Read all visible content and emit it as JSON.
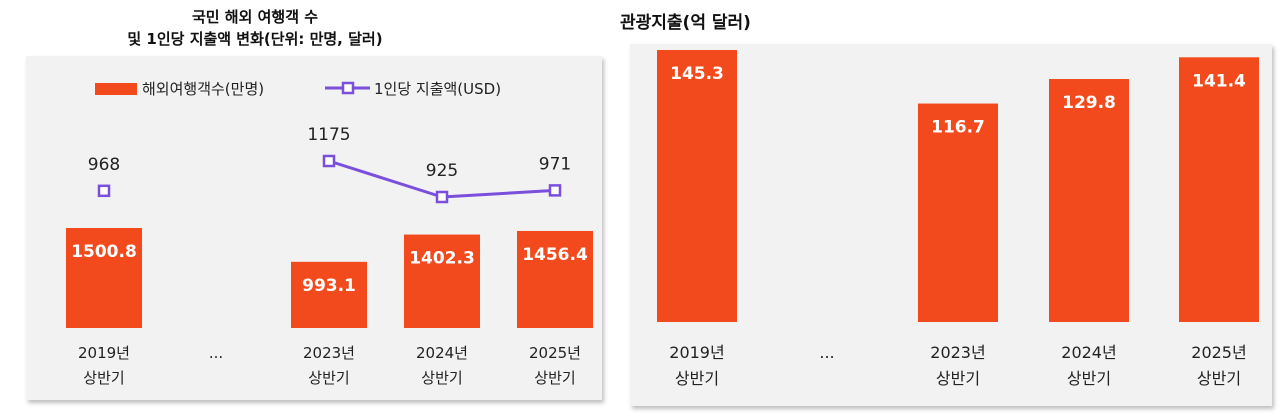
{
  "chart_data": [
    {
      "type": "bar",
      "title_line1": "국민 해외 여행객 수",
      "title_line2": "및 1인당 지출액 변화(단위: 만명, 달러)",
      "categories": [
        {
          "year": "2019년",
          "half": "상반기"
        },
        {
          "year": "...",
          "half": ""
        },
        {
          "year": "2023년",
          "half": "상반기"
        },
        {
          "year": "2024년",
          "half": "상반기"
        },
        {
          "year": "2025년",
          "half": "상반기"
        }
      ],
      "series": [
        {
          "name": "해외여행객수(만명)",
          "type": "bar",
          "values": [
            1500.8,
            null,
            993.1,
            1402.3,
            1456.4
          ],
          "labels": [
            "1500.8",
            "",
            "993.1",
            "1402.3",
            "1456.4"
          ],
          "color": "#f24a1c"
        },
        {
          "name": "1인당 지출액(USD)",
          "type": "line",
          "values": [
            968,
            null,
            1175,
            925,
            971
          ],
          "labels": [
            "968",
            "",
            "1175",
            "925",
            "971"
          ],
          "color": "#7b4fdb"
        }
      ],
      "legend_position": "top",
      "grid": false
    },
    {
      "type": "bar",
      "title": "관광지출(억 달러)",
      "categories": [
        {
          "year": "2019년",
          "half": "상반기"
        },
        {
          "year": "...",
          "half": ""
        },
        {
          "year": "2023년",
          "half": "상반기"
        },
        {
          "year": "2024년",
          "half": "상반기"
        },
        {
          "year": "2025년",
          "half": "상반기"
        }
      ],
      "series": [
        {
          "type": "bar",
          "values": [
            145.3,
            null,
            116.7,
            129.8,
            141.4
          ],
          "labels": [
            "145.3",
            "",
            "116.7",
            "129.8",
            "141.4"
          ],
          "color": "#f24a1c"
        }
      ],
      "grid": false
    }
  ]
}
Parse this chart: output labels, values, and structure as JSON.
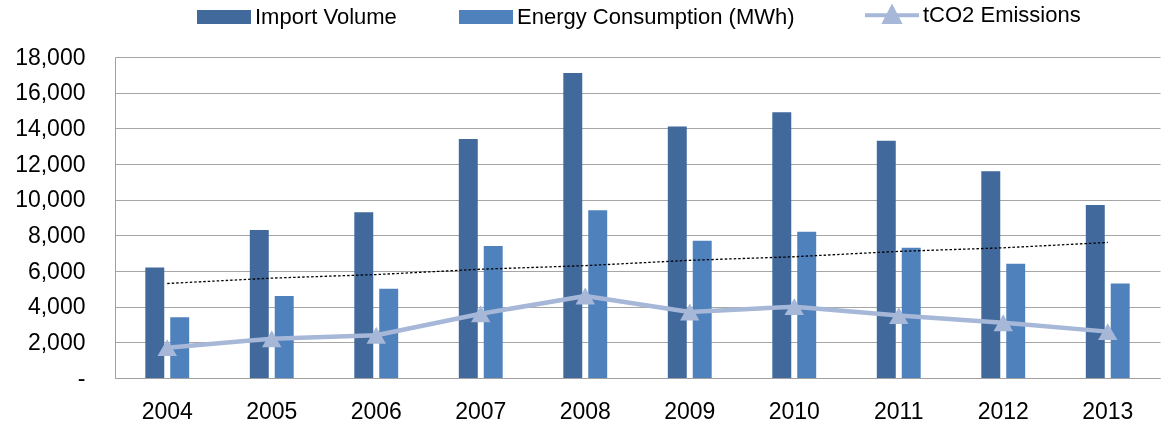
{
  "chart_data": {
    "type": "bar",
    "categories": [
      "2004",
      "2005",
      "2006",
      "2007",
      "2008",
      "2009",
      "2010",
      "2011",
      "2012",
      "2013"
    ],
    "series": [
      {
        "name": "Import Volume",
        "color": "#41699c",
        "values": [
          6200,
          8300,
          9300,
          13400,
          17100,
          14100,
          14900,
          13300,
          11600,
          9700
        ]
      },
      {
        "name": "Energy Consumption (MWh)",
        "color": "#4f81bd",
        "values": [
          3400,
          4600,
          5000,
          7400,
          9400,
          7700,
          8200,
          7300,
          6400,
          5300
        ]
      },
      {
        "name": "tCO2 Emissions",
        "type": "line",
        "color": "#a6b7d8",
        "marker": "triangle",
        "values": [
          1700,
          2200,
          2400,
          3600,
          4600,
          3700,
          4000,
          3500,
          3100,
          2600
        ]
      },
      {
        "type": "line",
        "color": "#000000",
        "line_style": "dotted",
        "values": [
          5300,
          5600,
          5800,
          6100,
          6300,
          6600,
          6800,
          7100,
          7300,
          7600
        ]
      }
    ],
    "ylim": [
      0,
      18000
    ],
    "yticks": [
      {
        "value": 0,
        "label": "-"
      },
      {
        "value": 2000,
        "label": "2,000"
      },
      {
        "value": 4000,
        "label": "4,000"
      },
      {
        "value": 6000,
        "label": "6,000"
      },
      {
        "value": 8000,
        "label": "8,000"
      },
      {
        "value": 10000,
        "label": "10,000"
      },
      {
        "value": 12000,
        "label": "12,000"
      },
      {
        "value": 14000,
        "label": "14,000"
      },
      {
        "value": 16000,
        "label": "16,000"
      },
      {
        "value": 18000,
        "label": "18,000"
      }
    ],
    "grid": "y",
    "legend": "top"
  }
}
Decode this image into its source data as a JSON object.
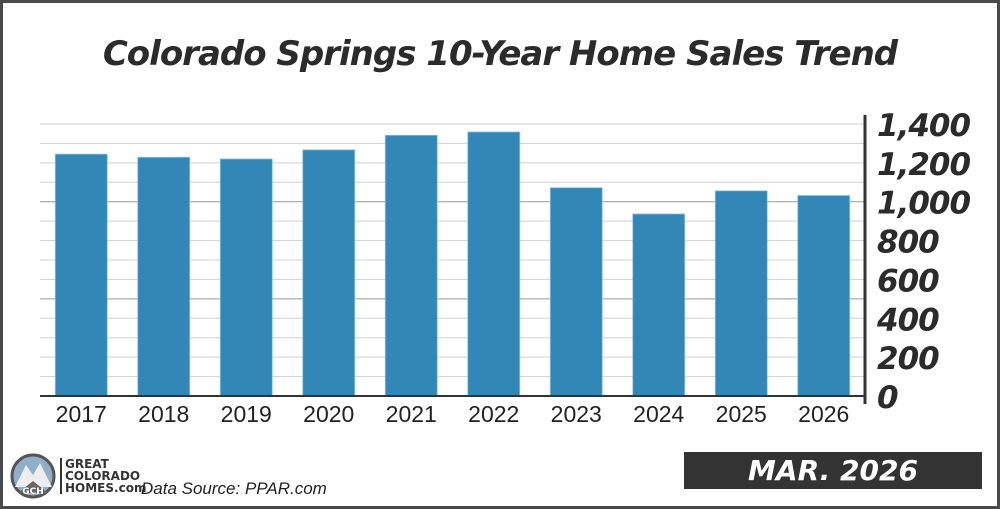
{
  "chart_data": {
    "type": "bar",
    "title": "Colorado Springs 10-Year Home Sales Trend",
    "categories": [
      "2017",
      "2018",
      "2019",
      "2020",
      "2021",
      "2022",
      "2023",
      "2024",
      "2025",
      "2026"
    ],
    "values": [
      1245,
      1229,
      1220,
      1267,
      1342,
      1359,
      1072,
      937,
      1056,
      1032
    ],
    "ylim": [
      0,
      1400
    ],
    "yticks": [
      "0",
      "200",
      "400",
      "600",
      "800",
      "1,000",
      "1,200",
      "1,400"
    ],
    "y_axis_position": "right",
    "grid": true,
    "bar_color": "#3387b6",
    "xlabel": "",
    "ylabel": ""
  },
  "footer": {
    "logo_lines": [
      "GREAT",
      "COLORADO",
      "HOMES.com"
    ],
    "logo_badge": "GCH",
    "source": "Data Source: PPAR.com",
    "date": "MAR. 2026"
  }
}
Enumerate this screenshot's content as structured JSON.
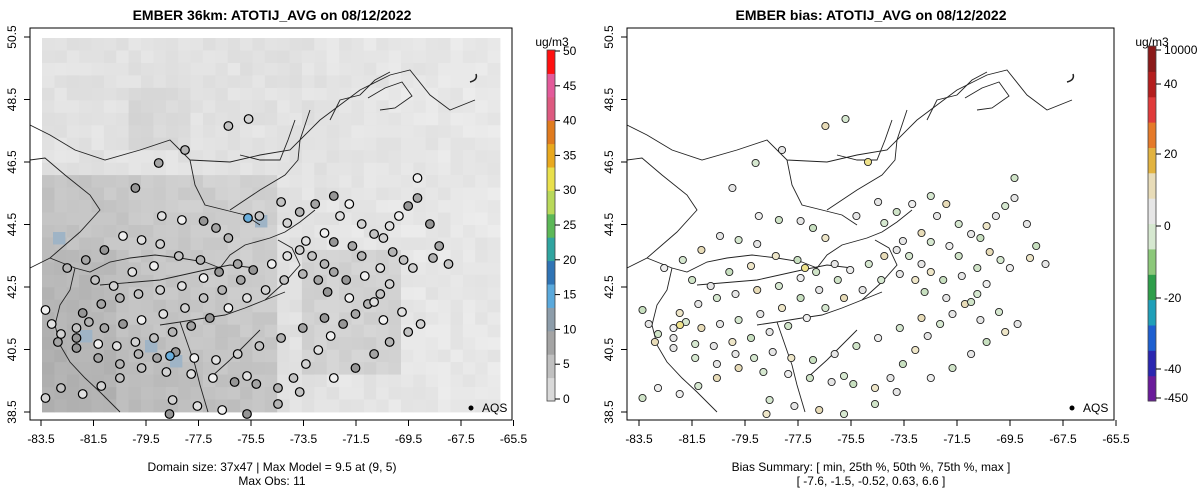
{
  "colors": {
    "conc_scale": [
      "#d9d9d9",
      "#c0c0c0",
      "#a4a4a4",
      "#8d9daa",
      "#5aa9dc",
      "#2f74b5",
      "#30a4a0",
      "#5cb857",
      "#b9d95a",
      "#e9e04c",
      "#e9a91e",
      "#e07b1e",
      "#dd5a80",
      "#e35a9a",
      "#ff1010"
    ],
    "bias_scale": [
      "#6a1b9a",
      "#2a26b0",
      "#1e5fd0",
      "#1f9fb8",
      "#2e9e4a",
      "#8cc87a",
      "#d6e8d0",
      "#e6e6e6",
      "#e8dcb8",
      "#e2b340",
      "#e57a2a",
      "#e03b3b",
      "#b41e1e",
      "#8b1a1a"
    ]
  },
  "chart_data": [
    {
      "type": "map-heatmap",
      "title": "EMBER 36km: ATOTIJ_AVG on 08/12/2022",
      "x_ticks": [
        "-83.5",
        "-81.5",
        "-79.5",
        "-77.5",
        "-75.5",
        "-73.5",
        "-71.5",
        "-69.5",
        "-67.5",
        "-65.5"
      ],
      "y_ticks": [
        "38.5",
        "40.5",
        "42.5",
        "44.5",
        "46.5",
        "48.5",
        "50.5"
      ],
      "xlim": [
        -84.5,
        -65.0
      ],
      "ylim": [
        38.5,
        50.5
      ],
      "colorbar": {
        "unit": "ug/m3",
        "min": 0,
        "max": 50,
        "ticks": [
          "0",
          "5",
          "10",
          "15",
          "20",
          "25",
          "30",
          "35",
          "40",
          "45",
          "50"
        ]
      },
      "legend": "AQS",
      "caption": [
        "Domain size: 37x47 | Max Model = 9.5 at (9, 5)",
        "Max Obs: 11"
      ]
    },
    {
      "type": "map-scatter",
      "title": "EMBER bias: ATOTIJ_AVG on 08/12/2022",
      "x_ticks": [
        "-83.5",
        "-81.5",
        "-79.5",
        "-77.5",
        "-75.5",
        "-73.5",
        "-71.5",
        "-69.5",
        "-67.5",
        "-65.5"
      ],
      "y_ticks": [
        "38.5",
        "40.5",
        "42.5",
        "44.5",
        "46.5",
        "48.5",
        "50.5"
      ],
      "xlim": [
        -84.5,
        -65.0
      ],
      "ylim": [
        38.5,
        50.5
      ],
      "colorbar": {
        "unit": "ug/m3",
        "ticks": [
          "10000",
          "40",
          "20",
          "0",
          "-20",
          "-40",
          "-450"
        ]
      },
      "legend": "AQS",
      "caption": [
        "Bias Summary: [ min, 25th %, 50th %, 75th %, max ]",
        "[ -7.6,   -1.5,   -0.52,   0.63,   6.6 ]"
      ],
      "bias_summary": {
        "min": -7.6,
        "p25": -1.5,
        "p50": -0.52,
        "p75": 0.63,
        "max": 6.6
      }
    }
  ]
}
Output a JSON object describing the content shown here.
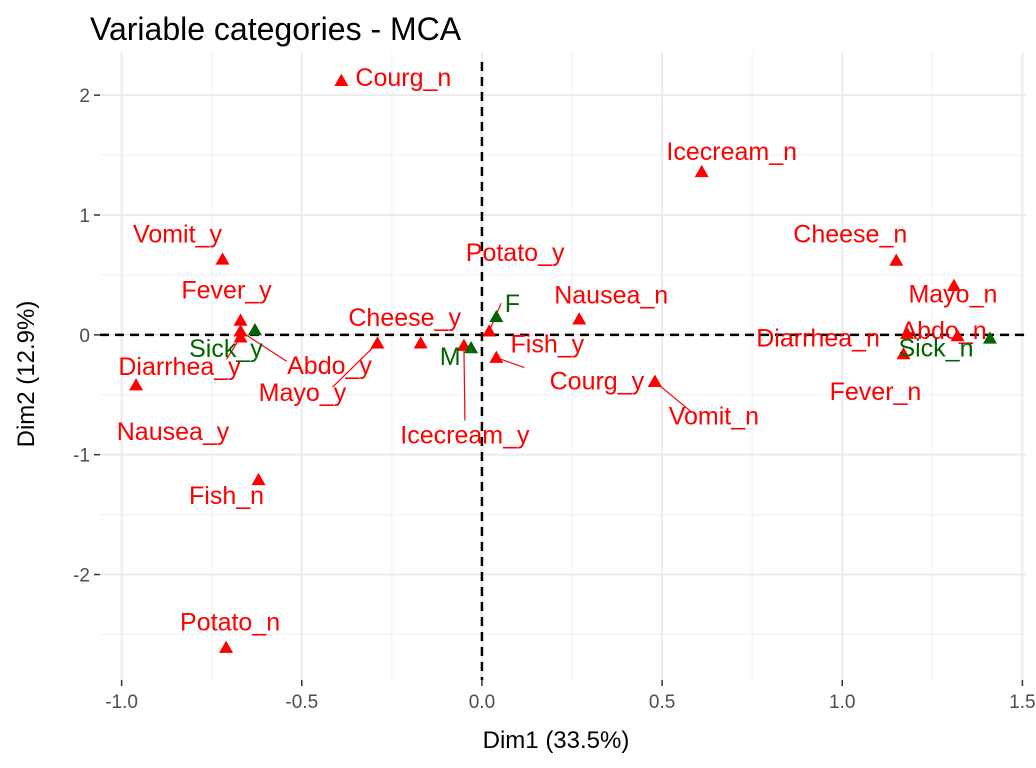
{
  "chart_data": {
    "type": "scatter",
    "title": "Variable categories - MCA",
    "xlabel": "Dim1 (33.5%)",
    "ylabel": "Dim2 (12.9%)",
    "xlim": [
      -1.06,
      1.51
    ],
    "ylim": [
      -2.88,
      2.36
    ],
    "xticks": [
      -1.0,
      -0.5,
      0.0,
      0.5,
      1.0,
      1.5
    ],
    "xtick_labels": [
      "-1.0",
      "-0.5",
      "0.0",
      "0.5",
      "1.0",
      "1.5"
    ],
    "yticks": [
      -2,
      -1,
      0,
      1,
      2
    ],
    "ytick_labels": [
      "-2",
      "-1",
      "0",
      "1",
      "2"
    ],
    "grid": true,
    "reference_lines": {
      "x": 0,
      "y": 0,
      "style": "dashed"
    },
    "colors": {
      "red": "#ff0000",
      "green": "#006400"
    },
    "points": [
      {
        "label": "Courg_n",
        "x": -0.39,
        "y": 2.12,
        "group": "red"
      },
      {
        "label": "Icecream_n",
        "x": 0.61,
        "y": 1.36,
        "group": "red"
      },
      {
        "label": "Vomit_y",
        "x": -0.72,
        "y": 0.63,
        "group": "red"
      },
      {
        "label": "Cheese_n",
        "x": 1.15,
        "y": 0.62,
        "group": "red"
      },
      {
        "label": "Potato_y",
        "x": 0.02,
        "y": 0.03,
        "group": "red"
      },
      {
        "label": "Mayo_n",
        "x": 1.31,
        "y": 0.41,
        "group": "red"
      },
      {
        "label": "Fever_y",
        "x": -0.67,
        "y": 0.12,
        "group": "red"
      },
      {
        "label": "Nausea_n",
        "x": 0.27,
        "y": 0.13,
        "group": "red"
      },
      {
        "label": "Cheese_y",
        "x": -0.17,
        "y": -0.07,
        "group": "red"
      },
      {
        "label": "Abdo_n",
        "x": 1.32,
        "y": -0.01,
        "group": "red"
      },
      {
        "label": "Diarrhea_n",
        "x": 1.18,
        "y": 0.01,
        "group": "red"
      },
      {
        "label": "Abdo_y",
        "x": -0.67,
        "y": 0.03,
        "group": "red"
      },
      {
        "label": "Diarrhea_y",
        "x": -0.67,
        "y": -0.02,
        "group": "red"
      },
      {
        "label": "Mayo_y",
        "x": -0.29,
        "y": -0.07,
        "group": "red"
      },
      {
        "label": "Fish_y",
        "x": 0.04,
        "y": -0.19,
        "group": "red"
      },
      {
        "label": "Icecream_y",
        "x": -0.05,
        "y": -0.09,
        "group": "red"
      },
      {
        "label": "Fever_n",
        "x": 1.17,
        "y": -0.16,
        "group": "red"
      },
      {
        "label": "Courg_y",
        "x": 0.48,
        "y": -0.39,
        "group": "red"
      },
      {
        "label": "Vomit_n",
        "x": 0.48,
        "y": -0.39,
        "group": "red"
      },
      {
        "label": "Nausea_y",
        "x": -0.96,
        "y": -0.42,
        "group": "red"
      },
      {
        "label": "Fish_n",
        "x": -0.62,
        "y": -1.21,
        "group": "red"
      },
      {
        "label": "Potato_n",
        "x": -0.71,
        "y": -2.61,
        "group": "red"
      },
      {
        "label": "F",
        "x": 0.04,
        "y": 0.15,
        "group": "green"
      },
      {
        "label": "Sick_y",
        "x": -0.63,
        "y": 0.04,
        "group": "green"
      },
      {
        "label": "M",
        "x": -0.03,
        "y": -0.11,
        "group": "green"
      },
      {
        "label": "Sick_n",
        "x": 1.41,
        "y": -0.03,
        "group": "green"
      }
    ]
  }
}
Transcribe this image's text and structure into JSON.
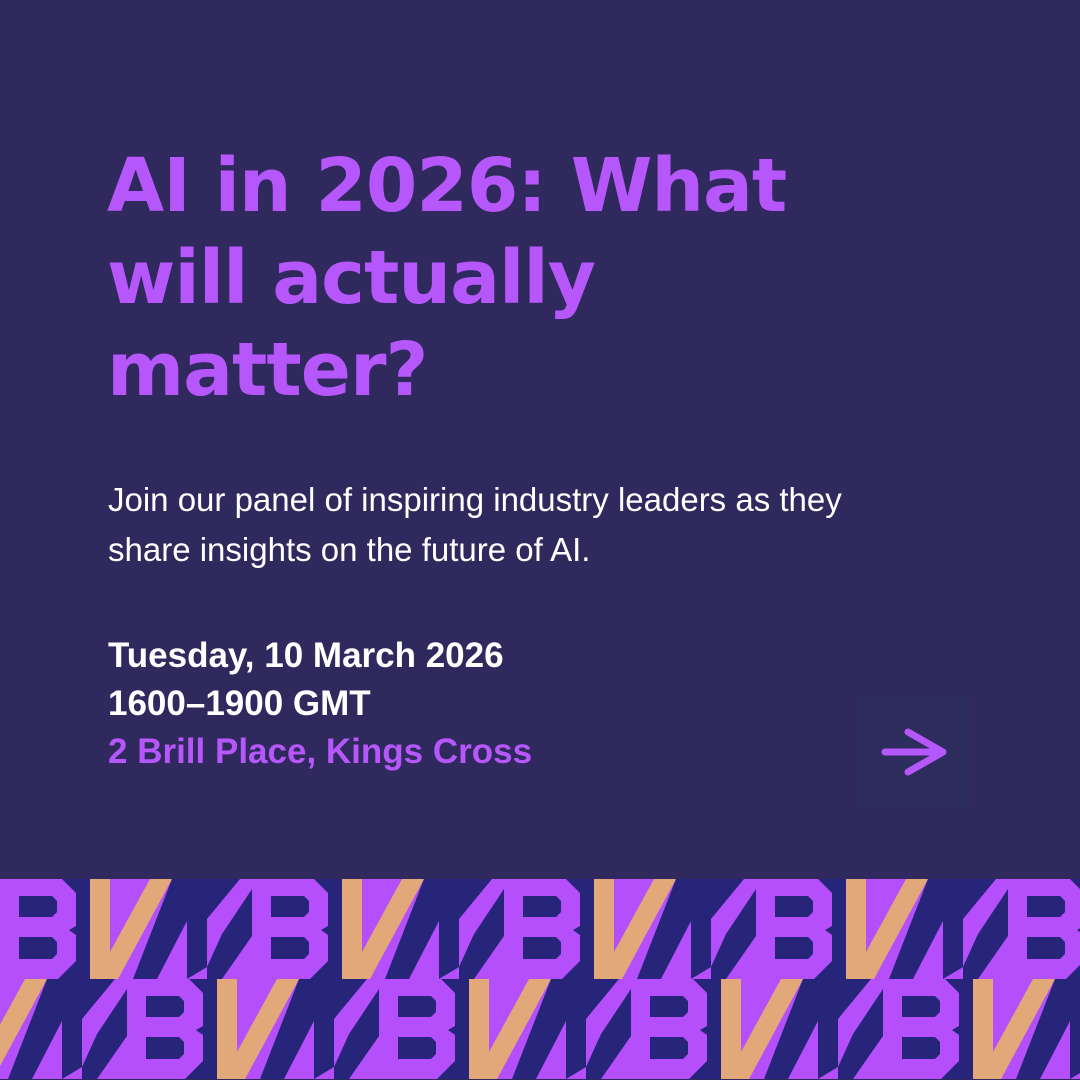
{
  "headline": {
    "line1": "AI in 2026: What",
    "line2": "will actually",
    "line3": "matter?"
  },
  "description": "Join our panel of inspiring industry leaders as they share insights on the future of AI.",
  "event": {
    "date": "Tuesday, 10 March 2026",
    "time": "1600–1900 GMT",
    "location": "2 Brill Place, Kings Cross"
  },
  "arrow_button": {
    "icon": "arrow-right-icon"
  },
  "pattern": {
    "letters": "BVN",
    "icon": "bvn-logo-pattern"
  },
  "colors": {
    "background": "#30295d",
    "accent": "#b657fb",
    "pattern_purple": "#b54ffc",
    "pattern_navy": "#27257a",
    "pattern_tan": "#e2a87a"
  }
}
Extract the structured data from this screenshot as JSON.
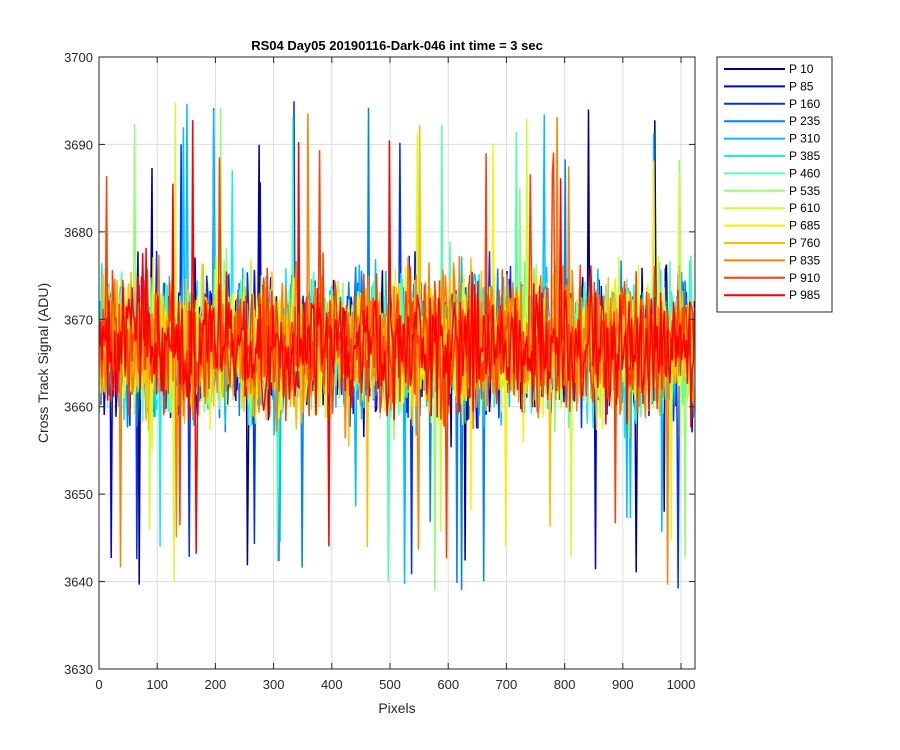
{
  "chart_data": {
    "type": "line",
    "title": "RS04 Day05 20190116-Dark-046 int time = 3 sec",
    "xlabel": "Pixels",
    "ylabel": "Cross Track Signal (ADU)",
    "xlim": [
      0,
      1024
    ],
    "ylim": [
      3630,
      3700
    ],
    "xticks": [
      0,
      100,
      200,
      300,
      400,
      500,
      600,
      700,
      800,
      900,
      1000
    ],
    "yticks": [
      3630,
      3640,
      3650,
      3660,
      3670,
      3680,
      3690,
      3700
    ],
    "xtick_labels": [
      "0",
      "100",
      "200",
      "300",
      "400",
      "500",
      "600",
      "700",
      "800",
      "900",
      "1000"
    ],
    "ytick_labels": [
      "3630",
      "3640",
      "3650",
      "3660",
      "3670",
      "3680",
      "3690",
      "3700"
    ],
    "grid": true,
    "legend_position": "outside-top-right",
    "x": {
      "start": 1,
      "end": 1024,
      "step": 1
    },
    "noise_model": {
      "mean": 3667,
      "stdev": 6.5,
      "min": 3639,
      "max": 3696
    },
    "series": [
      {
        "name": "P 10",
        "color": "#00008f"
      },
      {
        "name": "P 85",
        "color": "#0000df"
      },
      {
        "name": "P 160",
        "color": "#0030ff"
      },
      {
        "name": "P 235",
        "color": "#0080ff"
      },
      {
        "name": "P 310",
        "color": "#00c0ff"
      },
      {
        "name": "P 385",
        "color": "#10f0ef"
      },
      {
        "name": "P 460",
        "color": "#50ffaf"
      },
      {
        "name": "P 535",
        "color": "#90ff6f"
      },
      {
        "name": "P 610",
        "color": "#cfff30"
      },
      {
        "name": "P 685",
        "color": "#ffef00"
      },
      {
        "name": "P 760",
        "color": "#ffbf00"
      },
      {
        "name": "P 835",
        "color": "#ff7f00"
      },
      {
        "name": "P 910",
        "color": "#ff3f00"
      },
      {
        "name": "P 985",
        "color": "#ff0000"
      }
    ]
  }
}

» Task to carry out: Show the lines of the data that hold the word "icon".

» Solution to this exercise:
    "icon": "arrow-right-icon"
    "icon": "bvn-logo-pattern"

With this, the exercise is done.